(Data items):
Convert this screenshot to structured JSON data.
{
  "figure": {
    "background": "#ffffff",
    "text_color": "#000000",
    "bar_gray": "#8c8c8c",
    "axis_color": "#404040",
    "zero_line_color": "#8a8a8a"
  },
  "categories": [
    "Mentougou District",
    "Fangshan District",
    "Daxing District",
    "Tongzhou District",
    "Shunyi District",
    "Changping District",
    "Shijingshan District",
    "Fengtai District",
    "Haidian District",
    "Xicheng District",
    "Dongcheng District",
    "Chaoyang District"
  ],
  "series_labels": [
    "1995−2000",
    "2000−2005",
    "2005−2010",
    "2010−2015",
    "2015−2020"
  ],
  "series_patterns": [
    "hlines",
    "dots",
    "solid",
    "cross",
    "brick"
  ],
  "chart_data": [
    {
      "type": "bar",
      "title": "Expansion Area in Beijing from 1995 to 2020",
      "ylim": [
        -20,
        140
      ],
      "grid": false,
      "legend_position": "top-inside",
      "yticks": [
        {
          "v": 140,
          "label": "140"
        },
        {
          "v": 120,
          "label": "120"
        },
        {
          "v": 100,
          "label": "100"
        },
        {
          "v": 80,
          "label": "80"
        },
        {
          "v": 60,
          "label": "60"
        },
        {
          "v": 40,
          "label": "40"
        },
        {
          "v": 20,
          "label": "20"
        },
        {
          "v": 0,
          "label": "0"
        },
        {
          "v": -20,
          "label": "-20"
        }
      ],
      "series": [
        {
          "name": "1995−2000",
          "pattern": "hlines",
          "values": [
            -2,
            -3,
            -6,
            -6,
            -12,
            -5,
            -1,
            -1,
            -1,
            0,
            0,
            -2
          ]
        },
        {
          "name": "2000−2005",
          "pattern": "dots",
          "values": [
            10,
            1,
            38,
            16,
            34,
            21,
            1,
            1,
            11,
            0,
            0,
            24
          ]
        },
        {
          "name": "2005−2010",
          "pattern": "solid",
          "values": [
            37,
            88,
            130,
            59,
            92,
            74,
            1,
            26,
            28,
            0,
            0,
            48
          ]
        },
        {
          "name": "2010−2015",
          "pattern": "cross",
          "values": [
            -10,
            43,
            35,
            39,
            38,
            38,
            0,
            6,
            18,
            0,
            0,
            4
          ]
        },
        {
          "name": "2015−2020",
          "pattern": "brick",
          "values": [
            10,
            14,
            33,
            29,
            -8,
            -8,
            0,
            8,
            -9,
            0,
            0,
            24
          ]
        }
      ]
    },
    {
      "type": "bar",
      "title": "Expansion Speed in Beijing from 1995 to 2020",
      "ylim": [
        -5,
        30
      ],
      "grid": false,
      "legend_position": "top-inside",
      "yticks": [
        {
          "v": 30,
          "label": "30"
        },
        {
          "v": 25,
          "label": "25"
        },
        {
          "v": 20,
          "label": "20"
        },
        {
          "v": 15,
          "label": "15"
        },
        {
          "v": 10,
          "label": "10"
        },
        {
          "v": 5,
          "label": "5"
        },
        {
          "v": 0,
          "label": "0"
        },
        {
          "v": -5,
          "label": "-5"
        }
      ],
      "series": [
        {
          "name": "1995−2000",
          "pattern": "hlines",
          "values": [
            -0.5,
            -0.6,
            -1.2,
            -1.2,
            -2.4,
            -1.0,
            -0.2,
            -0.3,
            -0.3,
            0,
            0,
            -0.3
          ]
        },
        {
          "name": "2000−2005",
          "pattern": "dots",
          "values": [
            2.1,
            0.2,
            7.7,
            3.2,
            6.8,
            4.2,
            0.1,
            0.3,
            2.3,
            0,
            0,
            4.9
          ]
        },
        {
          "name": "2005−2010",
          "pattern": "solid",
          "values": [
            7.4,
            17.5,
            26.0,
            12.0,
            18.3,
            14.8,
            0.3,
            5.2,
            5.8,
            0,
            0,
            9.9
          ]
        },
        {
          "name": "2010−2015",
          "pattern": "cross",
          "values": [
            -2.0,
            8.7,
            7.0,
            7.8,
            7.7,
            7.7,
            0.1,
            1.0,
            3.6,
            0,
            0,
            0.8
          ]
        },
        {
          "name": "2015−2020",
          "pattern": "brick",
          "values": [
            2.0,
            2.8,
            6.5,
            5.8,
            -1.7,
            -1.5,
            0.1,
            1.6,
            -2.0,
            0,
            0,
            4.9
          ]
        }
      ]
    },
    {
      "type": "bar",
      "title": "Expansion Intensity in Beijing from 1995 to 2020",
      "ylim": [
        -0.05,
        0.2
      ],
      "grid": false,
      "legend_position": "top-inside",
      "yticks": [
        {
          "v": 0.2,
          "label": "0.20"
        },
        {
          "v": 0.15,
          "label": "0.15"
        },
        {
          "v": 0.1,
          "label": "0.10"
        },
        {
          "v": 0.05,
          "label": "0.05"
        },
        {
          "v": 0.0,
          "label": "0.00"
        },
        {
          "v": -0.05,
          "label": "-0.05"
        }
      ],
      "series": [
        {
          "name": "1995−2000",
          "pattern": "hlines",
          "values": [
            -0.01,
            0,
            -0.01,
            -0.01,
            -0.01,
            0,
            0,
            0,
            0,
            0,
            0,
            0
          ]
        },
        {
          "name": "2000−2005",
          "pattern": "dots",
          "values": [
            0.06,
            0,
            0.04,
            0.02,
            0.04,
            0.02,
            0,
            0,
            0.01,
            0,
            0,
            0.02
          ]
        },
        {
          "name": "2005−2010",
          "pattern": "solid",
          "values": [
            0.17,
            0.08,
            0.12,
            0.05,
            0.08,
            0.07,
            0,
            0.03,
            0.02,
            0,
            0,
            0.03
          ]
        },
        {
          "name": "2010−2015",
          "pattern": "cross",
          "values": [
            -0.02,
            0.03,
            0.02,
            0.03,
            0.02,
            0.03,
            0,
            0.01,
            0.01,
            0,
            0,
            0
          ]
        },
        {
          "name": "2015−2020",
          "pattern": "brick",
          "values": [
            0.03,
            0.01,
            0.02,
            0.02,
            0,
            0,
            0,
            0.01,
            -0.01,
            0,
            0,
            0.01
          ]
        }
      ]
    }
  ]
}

(What the exercise asks):
Repeat each entry word for word.

(Written solution):
Convert this screenshot to structured JSON data.
{
  "figure": {
    "background": "#ffffff",
    "text_color": "#000000",
    "bar_gray": "#8c8c8c",
    "axis_color": "#404040",
    "zero_line_color": "#8a8a8a"
  },
  "categories": [
    "Mentougou District",
    "Fangshan District",
    "Daxing District",
    "Tongzhou District",
    "Shunyi District",
    "Changping District",
    "Shijingshan District",
    "Fengtai District",
    "Haidian District",
    "Xicheng District",
    "Dongcheng District",
    "Chaoyang District"
  ],
  "series_labels": [
    "1995−2000",
    "2000−2005",
    "2005−2010",
    "2010−2015",
    "2015−2020"
  ],
  "series_patterns": [
    "hlines",
    "dots",
    "solid",
    "cross",
    "brick"
  ],
  "chart_data": [
    {
      "type": "bar",
      "title": "Expansion Area in Beijing from 1995 to 2020",
      "ylim": [
        -20,
        140
      ],
      "grid": false,
      "legend_position": "top-inside",
      "yticks": [
        {
          "v": 140,
          "label": "140"
        },
        {
          "v": 120,
          "label": "120"
        },
        {
          "v": 100,
          "label": "100"
        },
        {
          "v": 80,
          "label": "80"
        },
        {
          "v": 60,
          "label": "60"
        },
        {
          "v": 40,
          "label": "40"
        },
        {
          "v": 20,
          "label": "20"
        },
        {
          "v": 0,
          "label": "0"
        },
        {
          "v": -20,
          "label": "-20"
        }
      ],
      "series": [
        {
          "name": "1995−2000",
          "pattern": "hlines",
          "values": [
            -2,
            -3,
            -6,
            -6,
            -12,
            -5,
            -1,
            -1,
            -1,
            0,
            0,
            -2
          ]
        },
        {
          "name": "2000−2005",
          "pattern": "dots",
          "values": [
            10,
            1,
            38,
            16,
            34,
            21,
            1,
            1,
            11,
            0,
            0,
            24
          ]
        },
        {
          "name": "2005−2010",
          "pattern": "solid",
          "values": [
            37,
            88,
            130,
            59,
            92,
            74,
            1,
            26,
            28,
            0,
            0,
            48
          ]
        },
        {
          "name": "2010−2015",
          "pattern": "cross",
          "values": [
            -10,
            43,
            35,
            39,
            38,
            38,
            0,
            6,
            18,
            0,
            0,
            4
          ]
        },
        {
          "name": "2015−2020",
          "pattern": "brick",
          "values": [
            10,
            14,
            33,
            29,
            -8,
            -8,
            0,
            8,
            -9,
            0,
            0,
            24
          ]
        }
      ]
    },
    {
      "type": "bar",
      "title": "Expansion Speed in Beijing from 1995 to 2020",
      "ylim": [
        -5,
        30
      ],
      "grid": false,
      "legend_position": "top-inside",
      "yticks": [
        {
          "v": 30,
          "label": "30"
        },
        {
          "v": 25,
          "label": "25"
        },
        {
          "v": 20,
          "label": "20"
        },
        {
          "v": 15,
          "label": "15"
        },
        {
          "v": 10,
          "label": "10"
        },
        {
          "v": 5,
          "label": "5"
        },
        {
          "v": 0,
          "label": "0"
        },
        {
          "v": -5,
          "label": "-5"
        }
      ],
      "series": [
        {
          "name": "1995−2000",
          "pattern": "hlines",
          "values": [
            -0.5,
            -0.6,
            -1.2,
            -1.2,
            -2.4,
            -1.0,
            -0.2,
            -0.3,
            -0.3,
            0,
            0,
            -0.3
          ]
        },
        {
          "name": "2000−2005",
          "pattern": "dots",
          "values": [
            2.1,
            0.2,
            7.7,
            3.2,
            6.8,
            4.2,
            0.1,
            0.3,
            2.3,
            0,
            0,
            4.9
          ]
        },
        {
          "name": "2005−2010",
          "pattern": "solid",
          "values": [
            7.4,
            17.5,
            26.0,
            12.0,
            18.3,
            14.8,
            0.3,
            5.2,
            5.8,
            0,
            0,
            9.9
          ]
        },
        {
          "name": "2010−2015",
          "pattern": "cross",
          "values": [
            -2.0,
            8.7,
            7.0,
            7.8,
            7.7,
            7.7,
            0.1,
            1.0,
            3.6,
            0,
            0,
            0.8
          ]
        },
        {
          "name": "2015−2020",
          "pattern": "brick",
          "values": [
            2.0,
            2.8,
            6.5,
            5.8,
            -1.7,
            -1.5,
            0.1,
            1.6,
            -2.0,
            0,
            0,
            4.9
          ]
        }
      ]
    },
    {
      "type": "bar",
      "title": "Expansion Intensity in Beijing from 1995 to 2020",
      "ylim": [
        -0.05,
        0.2
      ],
      "grid": false,
      "legend_position": "top-inside",
      "yticks": [
        {
          "v": 0.2,
          "label": "0.20"
        },
        {
          "v": 0.15,
          "label": "0.15"
        },
        {
          "v": 0.1,
          "label": "0.10"
        },
        {
          "v": 0.05,
          "label": "0.05"
        },
        {
          "v": 0.0,
          "label": "0.00"
        },
        {
          "v": -0.05,
          "label": "-0.05"
        }
      ],
      "series": [
        {
          "name": "1995−2000",
          "pattern": "hlines",
          "values": [
            -0.01,
            0,
            -0.01,
            -0.01,
            -0.01,
            0,
            0,
            0,
            0,
            0,
            0,
            0
          ]
        },
        {
          "name": "2000−2005",
          "pattern": "dots",
          "values": [
            0.06,
            0,
            0.04,
            0.02,
            0.04,
            0.02,
            0,
            0,
            0.01,
            0,
            0,
            0.02
          ]
        },
        {
          "name": "2005−2010",
          "pattern": "solid",
          "values": [
            0.17,
            0.08,
            0.12,
            0.05,
            0.08,
            0.07,
            0,
            0.03,
            0.02,
            0,
            0,
            0.03
          ]
        },
        {
          "name": "2010−2015",
          "pattern": "cross",
          "values": [
            -0.02,
            0.03,
            0.02,
            0.03,
            0.02,
            0.03,
            0,
            0.01,
            0.01,
            0,
            0,
            0
          ]
        },
        {
          "name": "2015−2020",
          "pattern": "brick",
          "values": [
            0.03,
            0.01,
            0.02,
            0.02,
            0,
            0,
            0,
            0.01,
            -0.01,
            0,
            0,
            0.01
          ]
        }
      ]
    }
  ]
}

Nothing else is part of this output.